-- START --
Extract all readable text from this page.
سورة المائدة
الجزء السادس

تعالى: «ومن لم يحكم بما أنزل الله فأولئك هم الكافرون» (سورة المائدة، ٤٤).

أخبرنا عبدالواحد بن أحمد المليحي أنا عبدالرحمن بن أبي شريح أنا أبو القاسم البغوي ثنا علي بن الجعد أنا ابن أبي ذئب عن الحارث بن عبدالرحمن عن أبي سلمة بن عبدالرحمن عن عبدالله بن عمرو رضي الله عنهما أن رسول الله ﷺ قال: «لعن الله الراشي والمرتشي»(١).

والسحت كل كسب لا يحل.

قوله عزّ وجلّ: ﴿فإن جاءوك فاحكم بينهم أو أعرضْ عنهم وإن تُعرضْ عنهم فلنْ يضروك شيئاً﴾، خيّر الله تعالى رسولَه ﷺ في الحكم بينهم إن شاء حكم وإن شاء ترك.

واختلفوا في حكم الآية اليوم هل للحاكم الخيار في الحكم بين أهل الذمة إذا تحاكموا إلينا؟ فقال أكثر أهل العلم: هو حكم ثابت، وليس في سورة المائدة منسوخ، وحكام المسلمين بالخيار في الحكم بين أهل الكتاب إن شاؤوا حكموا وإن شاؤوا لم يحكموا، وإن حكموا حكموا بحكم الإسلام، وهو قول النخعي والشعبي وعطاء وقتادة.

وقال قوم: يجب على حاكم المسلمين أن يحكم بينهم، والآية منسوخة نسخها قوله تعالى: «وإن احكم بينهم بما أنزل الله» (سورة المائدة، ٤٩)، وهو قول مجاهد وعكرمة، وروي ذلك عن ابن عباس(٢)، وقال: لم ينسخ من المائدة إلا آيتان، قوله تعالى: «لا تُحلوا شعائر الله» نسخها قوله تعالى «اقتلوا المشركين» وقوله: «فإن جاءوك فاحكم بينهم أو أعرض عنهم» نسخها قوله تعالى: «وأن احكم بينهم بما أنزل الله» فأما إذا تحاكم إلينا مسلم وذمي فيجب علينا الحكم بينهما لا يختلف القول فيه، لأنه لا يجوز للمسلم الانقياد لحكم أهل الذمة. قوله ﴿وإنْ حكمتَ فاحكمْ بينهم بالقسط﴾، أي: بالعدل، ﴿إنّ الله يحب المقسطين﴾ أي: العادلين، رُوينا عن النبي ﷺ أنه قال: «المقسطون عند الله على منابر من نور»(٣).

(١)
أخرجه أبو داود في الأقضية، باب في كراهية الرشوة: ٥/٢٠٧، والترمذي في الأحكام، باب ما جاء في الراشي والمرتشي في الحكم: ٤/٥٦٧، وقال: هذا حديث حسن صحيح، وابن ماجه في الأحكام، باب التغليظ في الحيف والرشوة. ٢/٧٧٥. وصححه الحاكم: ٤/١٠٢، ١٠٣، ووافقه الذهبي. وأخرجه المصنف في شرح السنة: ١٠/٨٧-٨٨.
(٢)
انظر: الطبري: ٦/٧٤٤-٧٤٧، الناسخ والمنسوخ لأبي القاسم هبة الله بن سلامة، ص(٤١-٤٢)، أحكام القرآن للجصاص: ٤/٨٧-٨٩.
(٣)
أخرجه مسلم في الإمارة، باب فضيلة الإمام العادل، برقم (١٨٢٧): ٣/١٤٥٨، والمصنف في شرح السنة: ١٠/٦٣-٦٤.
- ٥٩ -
-- END --
> Aim of the task: Extract the full listing and reproduce each line exactly.

> Expected answer:
Extract all readable text from this page.
سورة المائدة
الجزء السادس

تعالى: «ومن لم يحكم بما أنزل الله فأولئك هم الكافرون» (سورة المائدة، ٤٤).

أخبرنا عبدالواحد بن أحمد المليحي أنا عبدالرحمن بن أبي شريح أنا أبو القاسم البغوي ثنا علي بن الجعد أنا ابن أبي ذئب عن الحارث بن عبدالرحمن عن أبي سلمة بن عبدالرحمن عن عبدالله بن عمرو رضي الله عنهما أن رسول الله ﷺ قال: «لعن الله الراشي والمرتشي»(١).

والسحت كل كسب لا يحل.

قوله عزّ وجلّ: ﴿فإن جاءوك فاحكم بينهم أو أعرضْ عنهم وإن تُعرضْ عنهم فلنْ يضروك شيئاً﴾، خيّر الله تعالى رسولَه ﷺ في الحكم بينهم إن شاء حكم وإن شاء ترك.

واختلفوا في حكم الآية اليوم هل للحاكم الخيار في الحكم بين أهل الذمة إذا تحاكموا إلينا؟ فقال أكثر أهل العلم: هو حكم ثابت، وليس في سورة المائدة منسوخ، وحكام المسلمين بالخيار في الحكم بين أهل الكتاب إن شاؤوا حكموا وإن شاؤوا لم يحكموا، وإن حكموا حكموا بحكم الإسلام، وهو قول النخعي والشعبي وعطاء وقتادة.

وقال قوم: يجب على حاكم المسلمين أن يحكم بينهم، والآية منسوخة نسخها قوله تعالى: «وإن احكم بينهم بما أنزل الله» (سورة المائدة، ٤٩)، وهو قول مجاهد وعكرمة، وروي ذلك عن ابن عباس(٢)، وقال: لم ينسخ من المائدة إلا آيتان، قوله تعالى: «لا تُحلوا شعائر الله» نسخها قوله تعالى «اقتلوا المشركين» وقوله: «فإن جاءوك فاحكم بينهم أو أعرض عنهم» نسخها قوله تعالى: «وأن احكم بينهم بما أنزل الله» فأما إذا تحاكم إلينا مسلم وذمي فيجب علينا الحكم بينهما لا يختلف القول فيه، لأنه لا يجوز للمسلم الانقياد لحكم أهل الذمة. قوله ﴿وإنْ حكمتَ فاحكمْ بينهم بالقسط﴾، أي: بالعدل، ﴿إنّ الله يحب المقسطين﴾ أي: العادلين، رُوينا عن النبي ﷺ أنه قال: «المقسطون عند الله على منابر من نور»(٣).

(١)
أخرجه أبو داود في الأقضية، باب في كراهية الرشوة: ٥/٢٠٧، والترمذي في الأحكام، باب ما جاء في الراشي والمرتشي في الحكم: ٤/٥٦٧، وقال: هذا حديث حسن صحيح، وابن ماجه في الأحكام، باب التغليظ في الحيف والرشوة. ٢/٧٧٥. وصححه الحاكم: ٤/١٠٢، ١٠٣، ووافقه الذهبي. وأخرجه المصنف في شرح السنة: ١٠/٨٧-٨٨.
(٢)
انظر: الطبري: ٦/٧٤٤-٧٤٧، الناسخ والمنسوخ لأبي القاسم هبة الله بن سلامة، ص(٤١-٤٢)، أحكام القرآن للجصاص: ٤/٨٧-٨٩.
(٣)
أخرجه مسلم في الإمارة، باب فضيلة الإمام العادل، برقم (١٨٢٧): ٣/١٤٥٨، والمصنف في شرح السنة: ١٠/٦٣-٦٤.
- ٥٩ -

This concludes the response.